- **Problem to work on**:
Find the number of lines in these records where the word "letter" appears. Reply with that number and nothing more.

(Figure record listings)

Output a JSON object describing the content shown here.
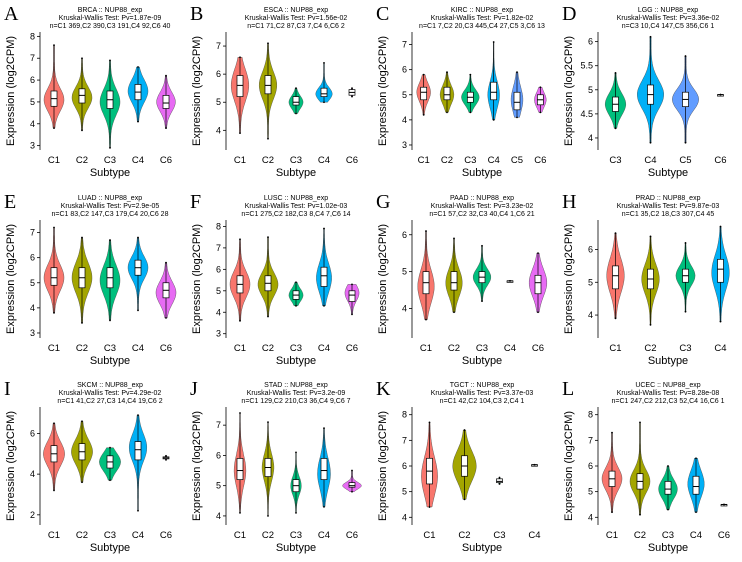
{
  "colors": {
    "C1": "#F8766D",
    "C2": "#A3A500",
    "C3": "#00BF7D",
    "C4": "#00B0F6",
    "C5": "#619CFF",
    "C6": "#E76BF3"
  },
  "chart_data": [
    {
      "letter": "A",
      "type": "violin",
      "title": "BRCA :: NUP88_exp",
      "subtitle": "Kruskal-Wallis Test: Pv=1.87e-09",
      "counts": "n=C1 369,C2 390,C3 191,C4 92,C6 40",
      "xlabel": "Subtype",
      "ylabel": "Expression (log2CPM)",
      "ylim": [
        2.8,
        8.2
      ],
      "yticks": [
        3,
        4,
        5,
        6,
        7,
        8
      ],
      "groups": [
        {
          "name": "C1",
          "min": 3.8,
          "q1": 4.8,
          "median": 5.15,
          "q3": 5.5,
          "max": 7.6,
          "mode": 5.1,
          "width": 0.85
        },
        {
          "name": "C2",
          "min": 3.7,
          "q1": 4.95,
          "median": 5.3,
          "q3": 5.6,
          "max": 7.0,
          "mode": 5.2,
          "width": 0.85
        },
        {
          "name": "C3",
          "min": 2.9,
          "q1": 4.7,
          "median": 5.1,
          "q3": 5.5,
          "max": 6.9,
          "mode": 5.0,
          "width": 0.85
        },
        {
          "name": "C4",
          "min": 4.1,
          "q1": 5.1,
          "median": 5.45,
          "q3": 5.8,
          "max": 6.6,
          "mode": 5.5,
          "width": 0.85
        },
        {
          "name": "C6",
          "min": 3.8,
          "q1": 4.7,
          "median": 4.95,
          "q3": 5.3,
          "max": 6.2,
          "mode": 5.0,
          "width": 0.8
        }
      ]
    },
    {
      "letter": "B",
      "type": "violin",
      "title": "ESCA :: NUP88_exp",
      "subtitle": "Kruskal-Wallis Test: Pv=1.56e-02",
      "counts": "n=C1 71,C2 87,C3 7,C4 6,C6 2",
      "xlabel": "Subtype",
      "ylabel": "Expression (log2CPM)",
      "ylim": [
        3.3,
        7.5
      ],
      "yticks": [
        4,
        5,
        6,
        7
      ],
      "groups": [
        {
          "name": "C1",
          "min": 3.9,
          "q1": 5.2,
          "median": 5.6,
          "q3": 5.95,
          "max": 6.6,
          "mode": 5.6,
          "width": 0.75
        },
        {
          "name": "C2",
          "min": 3.7,
          "q1": 5.3,
          "median": 5.6,
          "q3": 5.95,
          "max": 7.1,
          "mode": 5.6,
          "width": 0.75
        },
        {
          "name": "C3",
          "min": 4.6,
          "q1": 4.9,
          "median": 5.0,
          "q3": 5.2,
          "max": 5.5,
          "mode": 5.0,
          "width": 0.6
        },
        {
          "name": "C4",
          "min": 5.0,
          "q1": 5.2,
          "median": 5.3,
          "q3": 5.5,
          "max": 6.4,
          "mode": 5.3,
          "width": 0.7
        },
        {
          "name": "C6",
          "min": 5.2,
          "q1": 5.25,
          "median": 5.35,
          "q3": 5.45,
          "max": 5.5,
          "mode": 5.35,
          "width": 0.08
        }
      ]
    },
    {
      "letter": "C",
      "type": "violin",
      "title": "KIRC :: NUP88_exp",
      "subtitle": "Kruskal-Wallis Test: Pv=1.82e-02",
      "counts": "n=C1 7,C2 20,C3 445,C4 27,C5 3,C6 13",
      "xlabel": "Subtype",
      "ylabel": "Expression (log2CPM)",
      "ylim": [
        2.8,
        7.5
      ],
      "yticks": [
        3,
        4,
        5,
        6,
        7
      ],
      "groups": [
        {
          "name": "C1",
          "min": 4.2,
          "q1": 4.8,
          "median": 5.1,
          "q3": 5.3,
          "max": 5.8,
          "mode": 5.1,
          "width": 0.7
        },
        {
          "name": "C2",
          "min": 4.3,
          "q1": 4.8,
          "median": 5.0,
          "q3": 5.3,
          "max": 5.9,
          "mode": 5.0,
          "width": 0.7
        },
        {
          "name": "C3",
          "min": 4.3,
          "q1": 4.7,
          "median": 4.9,
          "q3": 5.1,
          "max": 5.8,
          "mode": 4.9,
          "width": 0.9
        },
        {
          "name": "C4",
          "min": 4.0,
          "q1": 4.8,
          "median": 5.1,
          "q3": 5.5,
          "max": 7.1,
          "mode": 5.0,
          "width": 0.6
        },
        {
          "name": "C5",
          "min": 4.1,
          "q1": 4.4,
          "median": 4.7,
          "q3": 5.1,
          "max": 5.9,
          "mode": 4.8,
          "width": 0.6
        },
        {
          "name": "C6",
          "min": 4.3,
          "q1": 4.6,
          "median": 4.8,
          "q3": 5.0,
          "max": 5.3,
          "mode": 4.8,
          "width": 0.6
        }
      ]
    },
    {
      "letter": "D",
      "type": "violin",
      "title": "LGG :: NUP88_exp",
      "subtitle": "Kruskal-Wallis Test: Pv=3.36e-02",
      "counts": "n=C3 10,C4 147,C5 356,C6 1",
      "xlabel": "Subtype",
      "ylabel": "Expression (log2CPM)",
      "ylim": [
        3.75,
        6.2
      ],
      "yticks": [
        4.0,
        4.5,
        5.0,
        5.5,
        6.0
      ],
      "groups": [
        {
          "name": "C3",
          "min": 4.2,
          "q1": 4.55,
          "median": 4.7,
          "q3": 4.85,
          "max": 5.35,
          "mode": 4.7,
          "width": 0.7
        },
        {
          "name": "C4",
          "min": 3.9,
          "q1": 4.7,
          "median": 4.9,
          "q3": 5.1,
          "max": 6.1,
          "mode": 4.9,
          "width": 0.9
        },
        {
          "name": "C5",
          "min": 3.9,
          "q1": 4.65,
          "median": 4.8,
          "q3": 4.95,
          "max": 5.7,
          "mode": 4.8,
          "width": 0.9
        },
        {
          "name": "C6",
          "min": 4.9,
          "q1": 4.9,
          "median": 4.9,
          "q3": 4.9,
          "max": 4.9,
          "mode": 4.9,
          "width": 0
        }
      ]
    },
    {
      "letter": "E",
      "type": "violin",
      "title": "LUAD :: NUP88_exp",
      "subtitle": "Kruskal-Wallis Test: Pv=2.9e-05",
      "counts": "n=C1 83,C2 147,C3 179,C4 20,C6 28",
      "xlabel": "Subtype",
      "ylabel": "Expression (log2CPM)",
      "ylim": [
        2.8,
        7.5
      ],
      "yticks": [
        3,
        4,
        5,
        6,
        7
      ],
      "groups": [
        {
          "name": "C1",
          "min": 3.8,
          "q1": 4.9,
          "median": 5.2,
          "q3": 5.6,
          "max": 7.2,
          "mode": 5.2,
          "width": 0.85
        },
        {
          "name": "C2",
          "min": 3.4,
          "q1": 4.8,
          "median": 5.2,
          "q3": 5.6,
          "max": 6.8,
          "mode": 5.2,
          "width": 0.85
        },
        {
          "name": "C3",
          "min": 3.5,
          "q1": 4.8,
          "median": 5.2,
          "q3": 5.6,
          "max": 6.7,
          "mode": 5.1,
          "width": 0.85
        },
        {
          "name": "C4",
          "min": 3.9,
          "q1": 5.3,
          "median": 5.6,
          "q3": 5.9,
          "max": 6.8,
          "mode": 5.6,
          "width": 0.85
        },
        {
          "name": "C6",
          "min": 3.6,
          "q1": 4.4,
          "median": 4.7,
          "q3": 5.0,
          "max": 5.8,
          "mode": 4.6,
          "width": 0.85
        }
      ]
    },
    {
      "letter": "F",
      "type": "violin",
      "title": "LUSC :: NUP88_exp",
      "subtitle": "Kruskal-Wallis Test: Pv=1.02e-03",
      "counts": "n=C1 275,C2 182,C3 8,C4 7,C6 14",
      "xlabel": "Subtype",
      "ylabel": "Expression (log2CPM)",
      "ylim": [
        2.8,
        8.3
      ],
      "yticks": [
        3,
        4,
        5,
        6,
        7,
        8
      ],
      "groups": [
        {
          "name": "C1",
          "min": 3.6,
          "q1": 4.9,
          "median": 5.3,
          "q3": 5.7,
          "max": 7.4,
          "mode": 5.3,
          "width": 0.85
        },
        {
          "name": "C2",
          "min": 3.8,
          "q1": 5.0,
          "median": 5.35,
          "q3": 5.7,
          "max": 7.5,
          "mode": 5.3,
          "width": 0.85
        },
        {
          "name": "C3",
          "min": 4.3,
          "q1": 4.6,
          "median": 4.8,
          "q3": 5.0,
          "max": 5.4,
          "mode": 4.8,
          "width": 0.6
        },
        {
          "name": "C4",
          "min": 4.3,
          "q1": 5.2,
          "median": 5.7,
          "q3": 6.1,
          "max": 7.9,
          "mode": 5.6,
          "width": 0.65
        },
        {
          "name": "C6",
          "min": 3.9,
          "q1": 4.5,
          "median": 4.8,
          "q3": 5.0,
          "max": 5.3,
          "mode": 4.9,
          "width": 0.6
        }
      ]
    },
    {
      "letter": "G",
      "type": "violin",
      "title": "PAAD :: NUP88_exp",
      "subtitle": "Kruskal-Wallis Test: Pv=3.23e-02",
      "counts": "n=C1 57,C2 32,C3 40,C4 1,C6 21",
      "xlabel": "Subtype",
      "ylabel": "Expression (log2CPM)",
      "ylim": [
        3.2,
        6.4
      ],
      "yticks": [
        4,
        5,
        6
      ],
      "groups": [
        {
          "name": "C1",
          "min": 3.7,
          "q1": 4.4,
          "median": 4.7,
          "q3": 5.0,
          "max": 6.1,
          "mode": 4.6,
          "width": 0.7
        },
        {
          "name": "C2",
          "min": 3.9,
          "q1": 4.5,
          "median": 4.7,
          "q3": 5.0,
          "max": 5.9,
          "mode": 4.7,
          "width": 0.7
        },
        {
          "name": "C3",
          "min": 4.2,
          "q1": 4.7,
          "median": 4.85,
          "q3": 5.0,
          "max": 5.7,
          "mode": 4.85,
          "width": 0.75
        },
        {
          "name": "C4",
          "min": 4.75,
          "q1": 4.75,
          "median": 4.75,
          "q3": 4.75,
          "max": 4.75,
          "mode": 4.75,
          "width": 0
        },
        {
          "name": "C6",
          "min": 3.9,
          "q1": 4.4,
          "median": 4.7,
          "q3": 4.9,
          "max": 5.5,
          "mode": 4.7,
          "width": 0.75
        }
      ]
    },
    {
      "letter": "H",
      "type": "violin",
      "title": "PRAD :: NUP88_exp",
      "subtitle": "Kruskal-Wallis Test: Pv=9.87e-03",
      "counts": "n=C1 35,C2 18,C3 307,C4 45",
      "xlabel": "Subtype",
      "ylabel": "Expression (log2CPM)",
      "ylim": [
        3.3,
        6.9
      ],
      "yticks": [
        4,
        5,
        6
      ],
      "groups": [
        {
          "name": "C1",
          "min": 3.9,
          "q1": 4.8,
          "median": 5.2,
          "q3": 5.5,
          "max": 6.5,
          "mode": 5.2,
          "width": 0.6
        },
        {
          "name": "C2",
          "min": 3.7,
          "q1": 4.8,
          "median": 5.1,
          "q3": 5.4,
          "max": 6.4,
          "mode": 5.1,
          "width": 0.6
        },
        {
          "name": "C3",
          "min": 4.1,
          "q1": 5.0,
          "median": 5.2,
          "q3": 5.4,
          "max": 6.2,
          "mode": 5.2,
          "width": 0.65
        },
        {
          "name": "C4",
          "min": 3.8,
          "q1": 5.0,
          "median": 5.4,
          "q3": 5.7,
          "max": 6.7,
          "mode": 5.3,
          "width": 0.6
        }
      ]
    },
    {
      "letter": "I",
      "type": "violin",
      "title": "SKCM :: NUP88_exp",
      "subtitle": "Kruskal-Wallis Test: Pv=4.29e-02",
      "counts": "n=C1 41,C2 27,C3 14,C4 19,C6 2",
      "xlabel": "Subtype",
      "ylabel": "Expression (log2CPM)",
      "ylim": [
        1.5,
        7.3
      ],
      "yticks": [
        2,
        4,
        6
      ],
      "groups": [
        {
          "name": "C1",
          "min": 3.2,
          "q1": 4.6,
          "median": 5.0,
          "q3": 5.4,
          "max": 6.5,
          "mode": 5.0,
          "width": 0.9
        },
        {
          "name": "C2",
          "min": 3.6,
          "q1": 4.7,
          "median": 5.1,
          "q3": 5.5,
          "max": 6.6,
          "mode": 5.1,
          "width": 0.9
        },
        {
          "name": "C3",
          "min": 3.7,
          "q1": 4.3,
          "median": 4.6,
          "q3": 4.9,
          "max": 5.3,
          "mode": 4.6,
          "width": 0.9
        },
        {
          "name": "C4",
          "min": 2.2,
          "q1": 4.7,
          "median": 5.2,
          "q3": 5.6,
          "max": 6.9,
          "mode": 5.3,
          "width": 0.75
        },
        {
          "name": "C6",
          "min": 4.7,
          "q1": 4.75,
          "median": 4.8,
          "q3": 4.85,
          "max": 4.9,
          "mode": 4.8,
          "width": 0.1
        }
      ]
    },
    {
      "letter": "J",
      "type": "violin",
      "title": "STAD :: NUP88_exp",
      "subtitle": "Kruskal-Wallis Test: Pv=3.2e-09",
      "counts": "n=C1 129,C2 210,C3 36,C4 9,C6 7",
      "xlabel": "Subtype",
      "ylabel": "Expression (log2CPM)",
      "ylim": [
        3.7,
        7.6
      ],
      "yticks": [
        4,
        5,
        6,
        7
      ],
      "groups": [
        {
          "name": "C1",
          "min": 4.1,
          "q1": 5.2,
          "median": 5.5,
          "q3": 5.9,
          "max": 7.4,
          "mode": 5.5,
          "width": 0.5
        },
        {
          "name": "C2",
          "min": 4.0,
          "q1": 5.3,
          "median": 5.6,
          "q3": 5.9,
          "max": 7.1,
          "mode": 5.6,
          "width": 0.5
        },
        {
          "name": "C3",
          "min": 4.1,
          "q1": 4.8,
          "median": 5.0,
          "q3": 5.2,
          "max": 6.1,
          "mode": 5.0,
          "width": 0.45
        },
        {
          "name": "C4",
          "min": 4.3,
          "q1": 5.2,
          "median": 5.5,
          "q3": 5.9,
          "max": 6.9,
          "mode": 5.4,
          "width": 0.55
        },
        {
          "name": "C6",
          "min": 4.8,
          "q1": 4.95,
          "median": 5.0,
          "q3": 5.1,
          "max": 5.5,
          "mode": 5.0,
          "width": 0.8
        }
      ]
    },
    {
      "letter": "K",
      "type": "violin",
      "title": "TGCT :: NUP88_exp",
      "subtitle": "Kruskal-Wallis Test: Pv=3.37e-03",
      "counts": "n=C1 42,C2 104,C3 2,C4 1",
      "xlabel": "Subtype",
      "ylabel": "Expression (log2CPM)",
      "ylim": [
        3.7,
        8.3
      ],
      "yticks": [
        4,
        5,
        6,
        7,
        8
      ],
      "groups": [
        {
          "name": "C1",
          "min": 4.4,
          "q1": 5.3,
          "median": 5.8,
          "q3": 6.3,
          "max": 7.7,
          "mode": 5.6,
          "width": 0.55
        },
        {
          "name": "C2",
          "min": 4.7,
          "q1": 5.6,
          "median": 6.0,
          "q3": 6.4,
          "max": 7.4,
          "mode": 6.0,
          "width": 0.8
        },
        {
          "name": "C3",
          "min": 5.3,
          "q1": 5.35,
          "median": 5.4,
          "q3": 5.5,
          "max": 5.55,
          "mode": 5.4,
          "width": 0.08
        },
        {
          "name": "C4",
          "min": 6.05,
          "q1": 6.05,
          "median": 6.05,
          "q3": 6.05,
          "max": 6.05,
          "mode": 6.05,
          "width": 0
        }
      ]
    },
    {
      "letter": "L",
      "type": "violin",
      "title": "UCEC :: NUP88_exp",
      "subtitle": "Kruskal-Wallis Test: Pv=8.28e-08",
      "counts": "n=C1 247,C2 212,C3 52,C4 16,C6 1",
      "xlabel": "Subtype",
      "ylabel": "Expression (log2CPM)",
      "ylim": [
        3.7,
        8.3
      ],
      "yticks": [
        4,
        5,
        6,
        7,
        8
      ],
      "groups": [
        {
          "name": "C1",
          "min": 4.2,
          "q1": 5.2,
          "median": 5.5,
          "q3": 5.8,
          "max": 7.3,
          "mode": 5.5,
          "width": 0.85
        },
        {
          "name": "C2",
          "min": 4.1,
          "q1": 5.1,
          "median": 5.4,
          "q3": 5.7,
          "max": 7.7,
          "mode": 5.4,
          "width": 0.85
        },
        {
          "name": "C3",
          "min": 4.3,
          "q1": 4.9,
          "median": 5.1,
          "q3": 5.4,
          "max": 6.0,
          "mode": 5.1,
          "width": 0.8
        },
        {
          "name": "C4",
          "min": 4.2,
          "q1": 4.9,
          "median": 5.2,
          "q3": 5.6,
          "max": 6.3,
          "mode": 5.3,
          "width": 0.7
        },
        {
          "name": "C6",
          "min": 4.5,
          "q1": 4.5,
          "median": 4.5,
          "q3": 4.5,
          "max": 4.5,
          "mode": 4.5,
          "width": 0
        }
      ]
    }
  ]
}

- **Result below**:
12